■ Work required ■
Copy out each line of the listing that has the word "JSON" in it.

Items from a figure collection

====

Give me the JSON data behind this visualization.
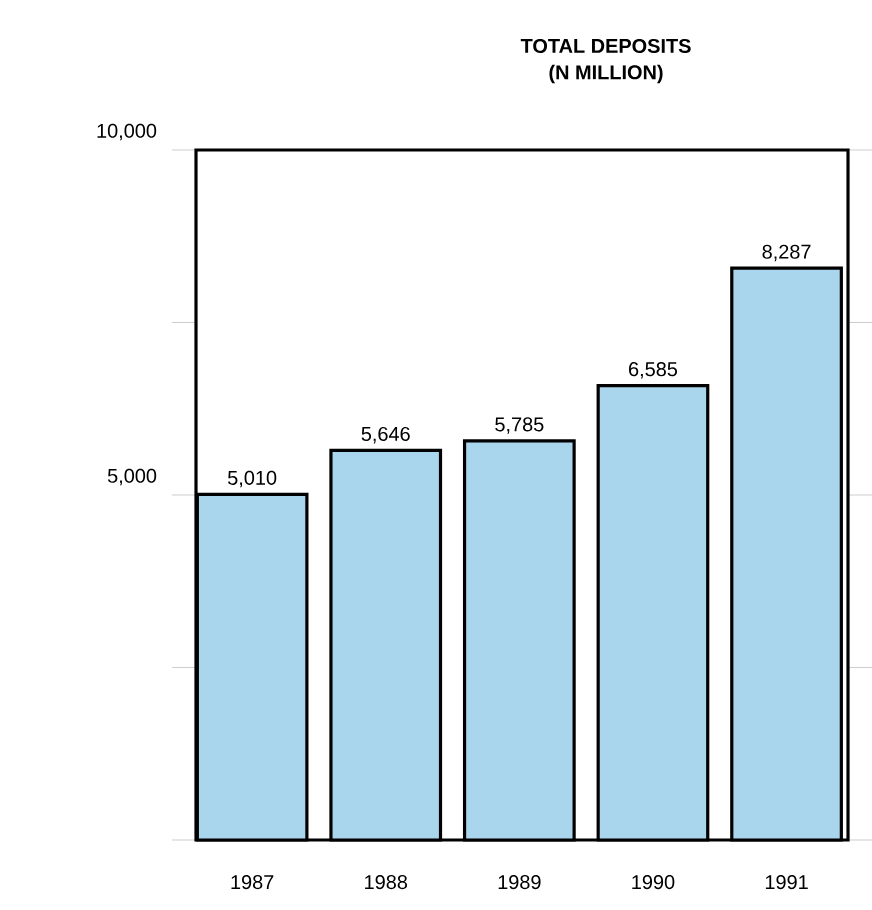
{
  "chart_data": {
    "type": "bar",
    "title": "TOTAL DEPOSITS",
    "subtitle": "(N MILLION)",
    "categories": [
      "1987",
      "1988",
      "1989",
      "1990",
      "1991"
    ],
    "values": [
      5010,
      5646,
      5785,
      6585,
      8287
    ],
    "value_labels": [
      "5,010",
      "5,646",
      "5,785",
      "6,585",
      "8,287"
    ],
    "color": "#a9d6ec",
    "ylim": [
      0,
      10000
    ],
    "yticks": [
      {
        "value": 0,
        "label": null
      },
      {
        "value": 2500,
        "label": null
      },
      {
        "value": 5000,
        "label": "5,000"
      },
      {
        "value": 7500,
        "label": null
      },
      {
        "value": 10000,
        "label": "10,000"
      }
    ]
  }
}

====

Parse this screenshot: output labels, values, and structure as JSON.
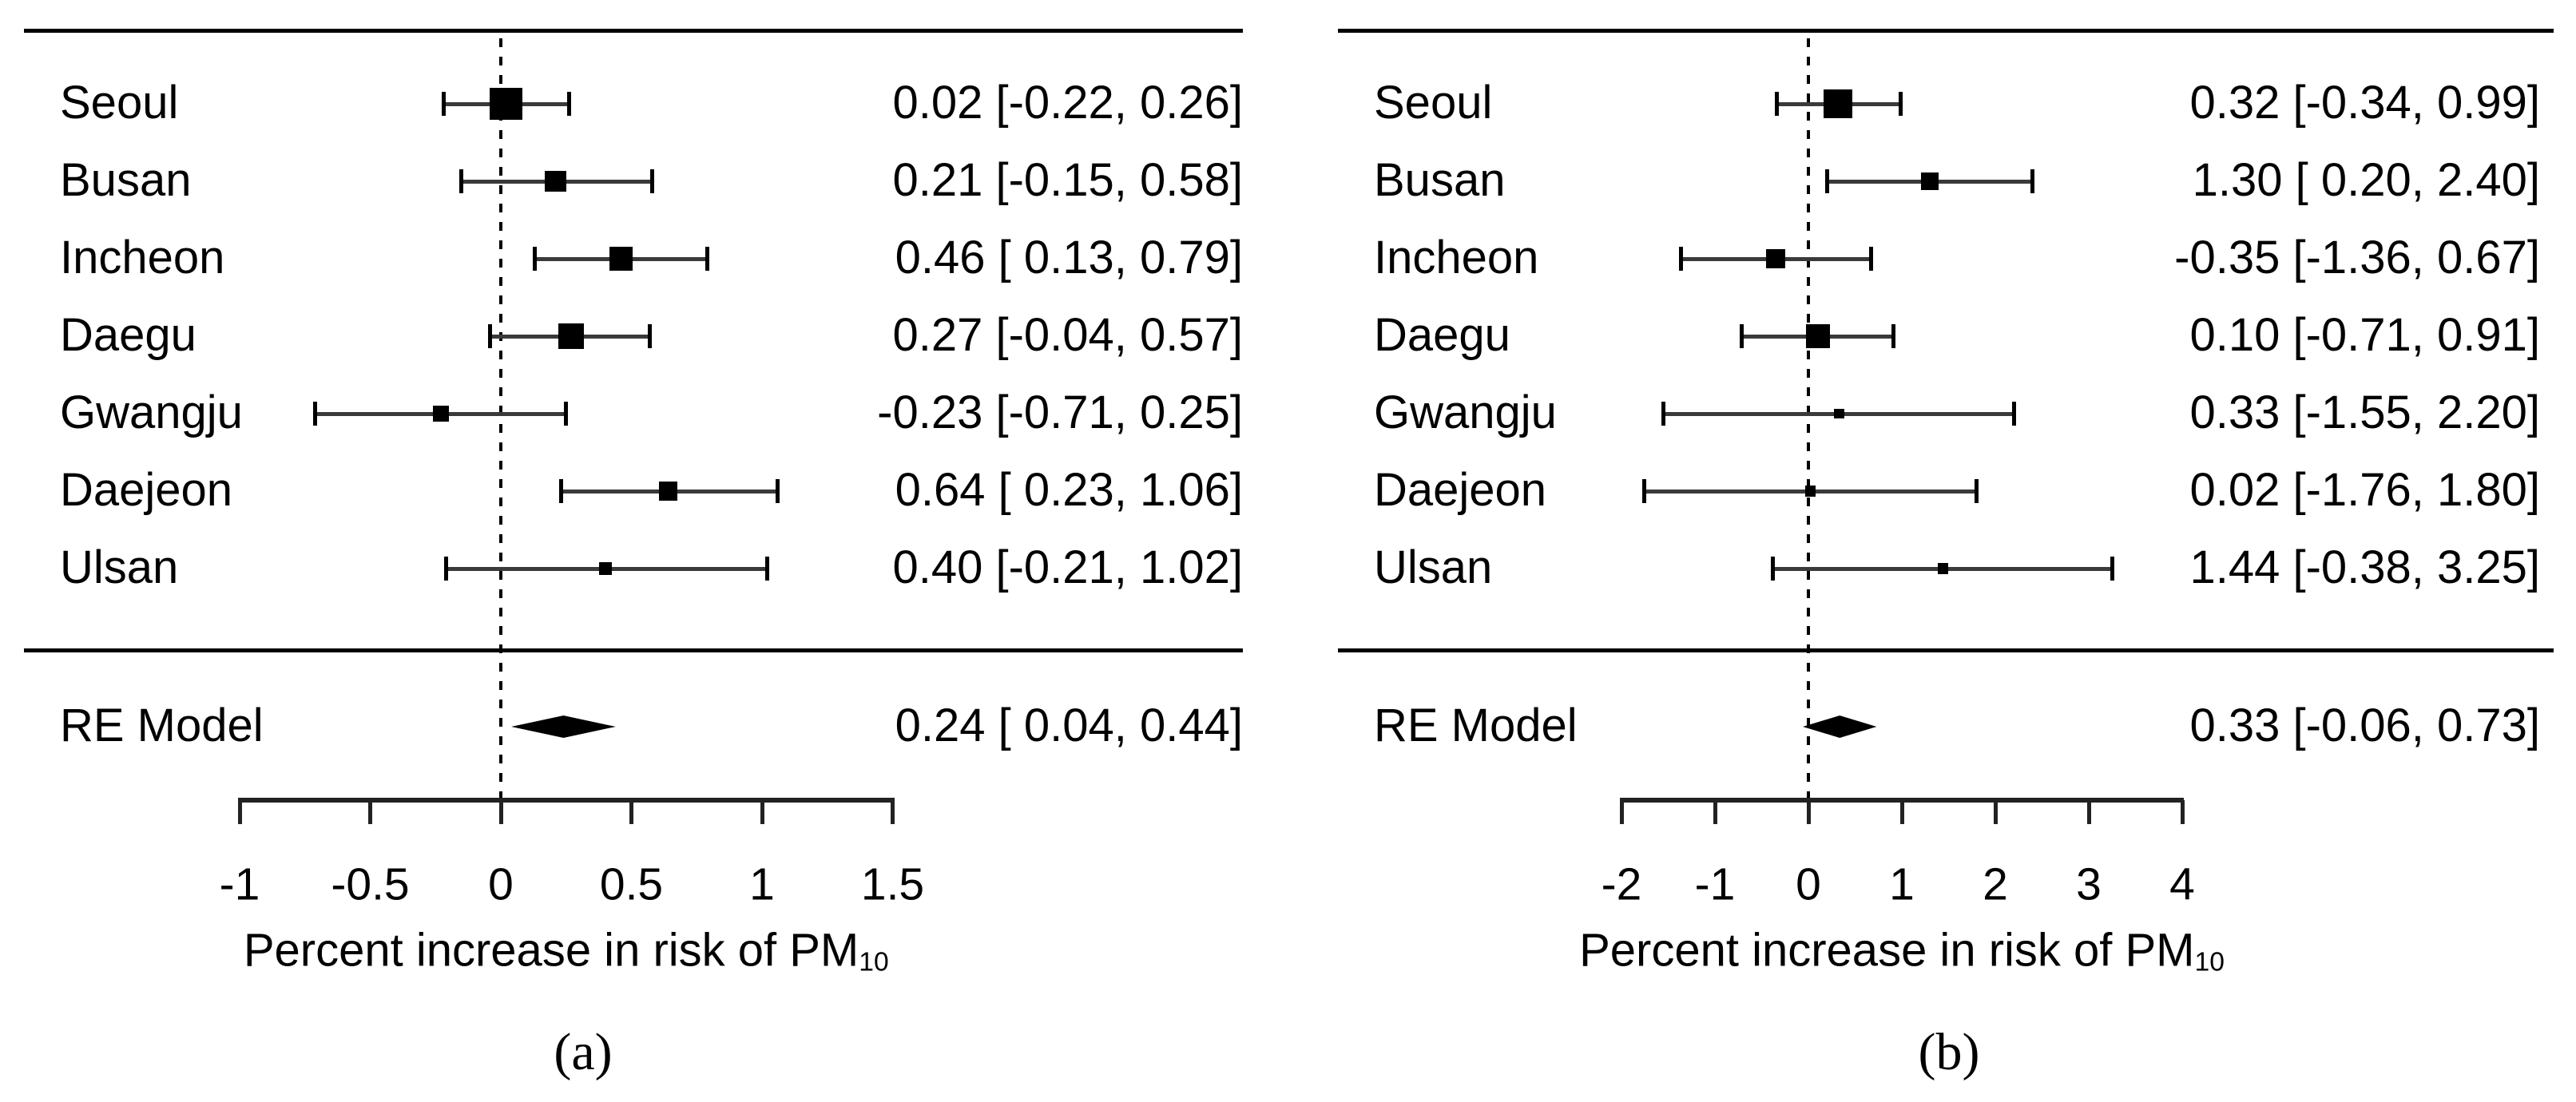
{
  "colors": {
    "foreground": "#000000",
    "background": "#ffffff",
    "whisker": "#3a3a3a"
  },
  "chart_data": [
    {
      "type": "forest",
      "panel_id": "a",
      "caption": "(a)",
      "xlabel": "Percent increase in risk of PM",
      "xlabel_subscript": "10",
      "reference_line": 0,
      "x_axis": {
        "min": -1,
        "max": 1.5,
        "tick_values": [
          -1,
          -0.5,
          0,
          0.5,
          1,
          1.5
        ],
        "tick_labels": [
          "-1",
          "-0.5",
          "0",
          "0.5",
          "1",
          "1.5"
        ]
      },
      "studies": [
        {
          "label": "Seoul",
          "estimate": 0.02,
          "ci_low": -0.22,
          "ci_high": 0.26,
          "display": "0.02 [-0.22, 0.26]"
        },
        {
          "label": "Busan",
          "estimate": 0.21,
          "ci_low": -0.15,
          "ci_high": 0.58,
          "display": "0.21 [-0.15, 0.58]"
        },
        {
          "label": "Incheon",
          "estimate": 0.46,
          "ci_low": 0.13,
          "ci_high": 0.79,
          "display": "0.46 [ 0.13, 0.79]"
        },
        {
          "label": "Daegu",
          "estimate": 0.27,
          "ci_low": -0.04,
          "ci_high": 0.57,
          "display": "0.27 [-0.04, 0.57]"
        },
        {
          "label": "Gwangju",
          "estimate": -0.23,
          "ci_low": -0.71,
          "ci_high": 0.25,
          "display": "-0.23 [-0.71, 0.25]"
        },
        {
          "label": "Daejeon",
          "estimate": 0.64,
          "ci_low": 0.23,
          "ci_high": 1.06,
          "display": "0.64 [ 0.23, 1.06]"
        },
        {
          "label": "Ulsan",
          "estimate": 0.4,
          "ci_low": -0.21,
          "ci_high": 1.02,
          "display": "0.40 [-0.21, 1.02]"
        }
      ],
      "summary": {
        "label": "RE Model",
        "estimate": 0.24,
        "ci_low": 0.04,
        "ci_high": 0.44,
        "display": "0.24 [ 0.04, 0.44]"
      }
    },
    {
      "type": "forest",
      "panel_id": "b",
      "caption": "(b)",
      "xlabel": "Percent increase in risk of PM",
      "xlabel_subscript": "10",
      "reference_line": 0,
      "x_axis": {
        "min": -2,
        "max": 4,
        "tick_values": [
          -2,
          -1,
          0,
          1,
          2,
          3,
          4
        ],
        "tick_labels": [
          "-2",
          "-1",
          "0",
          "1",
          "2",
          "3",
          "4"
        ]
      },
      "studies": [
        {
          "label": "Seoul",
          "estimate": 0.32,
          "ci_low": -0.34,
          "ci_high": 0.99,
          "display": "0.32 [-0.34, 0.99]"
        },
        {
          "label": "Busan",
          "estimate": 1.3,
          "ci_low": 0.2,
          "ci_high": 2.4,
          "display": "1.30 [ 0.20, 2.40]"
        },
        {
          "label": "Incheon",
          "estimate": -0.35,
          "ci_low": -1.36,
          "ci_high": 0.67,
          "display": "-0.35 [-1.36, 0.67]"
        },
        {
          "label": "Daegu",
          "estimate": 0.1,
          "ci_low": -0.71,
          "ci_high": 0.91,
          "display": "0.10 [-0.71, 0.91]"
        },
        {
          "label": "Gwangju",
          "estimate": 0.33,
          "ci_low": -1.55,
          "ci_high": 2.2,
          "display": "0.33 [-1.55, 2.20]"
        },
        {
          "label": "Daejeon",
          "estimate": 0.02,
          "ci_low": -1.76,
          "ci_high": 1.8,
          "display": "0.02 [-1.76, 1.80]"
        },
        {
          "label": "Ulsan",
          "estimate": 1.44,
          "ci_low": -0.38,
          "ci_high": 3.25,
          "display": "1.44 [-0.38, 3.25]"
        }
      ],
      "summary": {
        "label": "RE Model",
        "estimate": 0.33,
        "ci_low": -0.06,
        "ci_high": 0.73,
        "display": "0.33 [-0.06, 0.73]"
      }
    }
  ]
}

====

■ Right answer ■
Give me the JSON data behind this visualization.
Parse this screenshot: output labels, values, and structure as JSON.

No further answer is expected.